* _Short exercise_: All the records that follow need to be reproduced exactly. Omit the images.

━━ Input records

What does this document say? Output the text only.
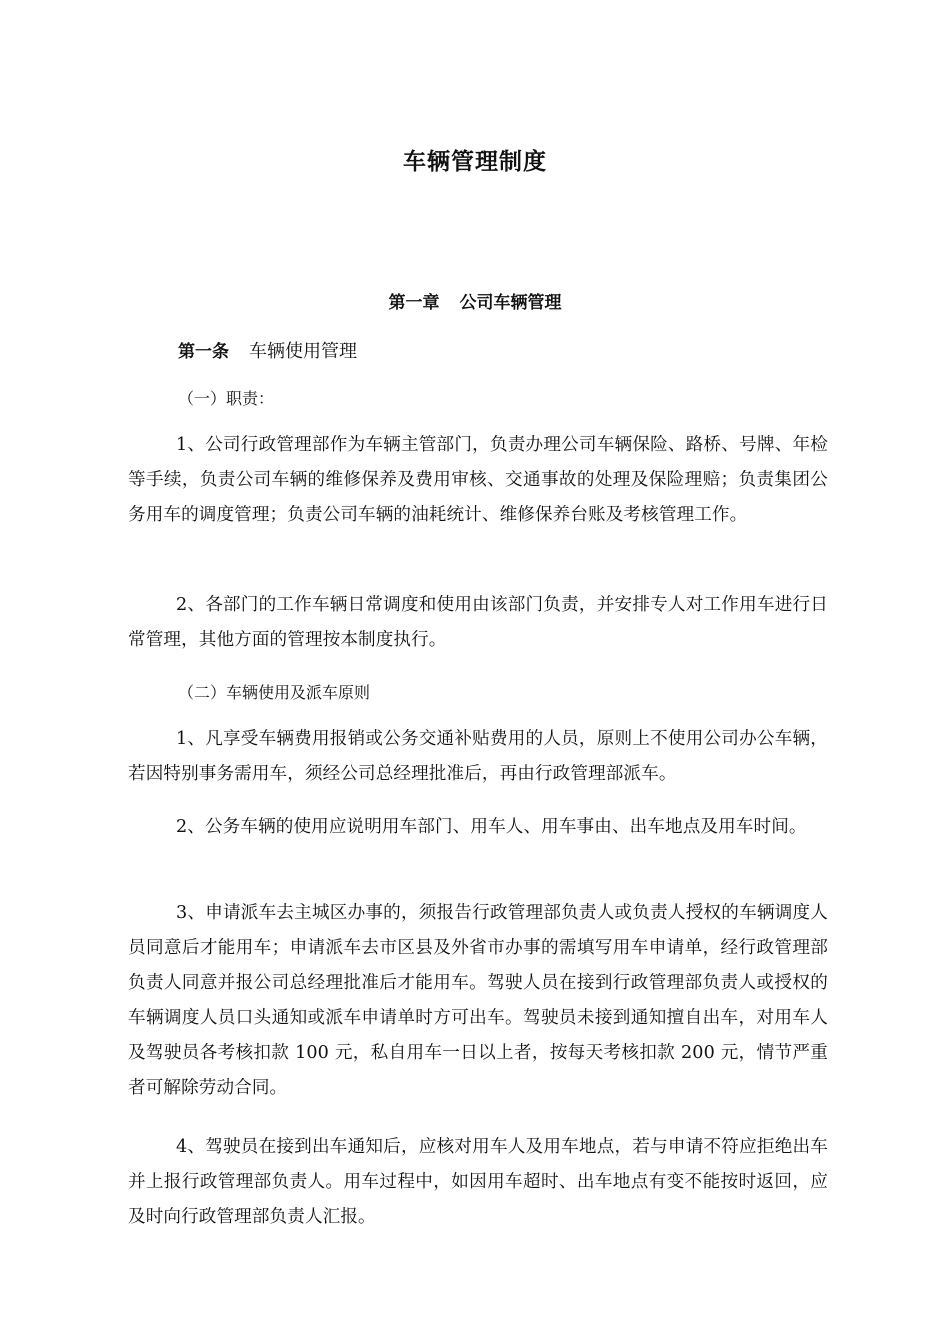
车辆管理制度
第一章 公司车辆管理
第一条 车辆使用管理
（一）职责：

1、公司行政管理部作为车辆主管部门，负责办理公司车辆保险、路桥、号牌、年检等手续，负责公司车辆的维修保养及费用审核、交通事故的处理及保险理赔；负责集团公务用车的调度管理；负责公司车辆的油耗统计、维修保养台账及考核管理工作。

2、各部门的工作车辆日常调度和使用由该部门负责，并安排专人对工作用车进行日常管理，其他方面的管理按本制度执行。

（二）车辆使用及派车原则

1、凡享受车辆费用报销或公务交通补贴费用的人员，原则上不使用公司办公车辆，若因特别事务需用车，须经公司总经理批准后，再由行政管理部派车。

2、公务车辆的使用应说明用车部门、用车人、用车事由、出车地点及用车时间。

3、申请派车去主城区办事的，须报告行政管理部负责人或负责人授权的车辆调度人员同意后才能用车；申请派车去市区县及外省市办事的需填写用车申请单，经行政管理部负责人同意并报公司总经理批准后才能用车。驾驶人员在接到行政管理部负责人或授权的车辆调度人员口头通知或派车申请单时方可出车。驾驶员未接到通知擅自出车，对用车人及驾驶员各考核扣款 100 元，私自用车一日以上者，按每天考核扣款 200 元，情节严重者可解除劳动合同。

4、驾驶员在接到出车通知后，应核对用车人及用车地点，若与申请不符应拒绝出车并上报行政管理部负责人。用车过程中，如因用车超时、出车地点有变不能按时返回，应及时向行政管理部负责人汇报。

━━━━

* _Worked solution_:
What does this document say? Output the text only.
车辆管理制度
第一章 公司车辆管理
第一条 车辆使用管理
（一）职责：

1、公司行政管理部作为车辆主管部门，负责办理公司车辆保险、路桥、号牌、年检等手续，负责公司车辆的维修保养及费用审核、交通事故的处理及保险理赔；负责集团公务用车的调度管理；负责公司车辆的油耗统计、维修保养台账及考核管理工作。

2、各部门的工作车辆日常调度和使用由该部门负责，并安排专人对工作用车进行日常管理，其他方面的管理按本制度执行。

（二）车辆使用及派车原则

1、凡享受车辆费用报销或公务交通补贴费用的人员，原则上不使用公司办公车辆，若因特别事务需用车，须经公司总经理批准后，再由行政管理部派车。

2、公务车辆的使用应说明用车部门、用车人、用车事由、出车地点及用车时间。

3、申请派车去主城区办事的，须报告行政管理部负责人或负责人授权的车辆调度人员同意后才能用车；申请派车去市区县及外省市办事的需填写用车申请单，经行政管理部负责人同意并报公司总经理批准后才能用车。驾驶人员在接到行政管理部负责人或授权的车辆调度人员口头通知或派车申请单时方可出车。驾驶员未接到通知擅自出车，对用车人及驾驶员各考核扣款 100 元，私自用车一日以上者，按每天考核扣款 200 元，情节严重者可解除劳动合同。

4、驾驶员在接到出车通知后，应核对用车人及用车地点，若与申请不符应拒绝出车并上报行政管理部负责人。用车过程中，如因用车超时、出车地点有变不能按时返回，应及时向行政管理部负责人汇报。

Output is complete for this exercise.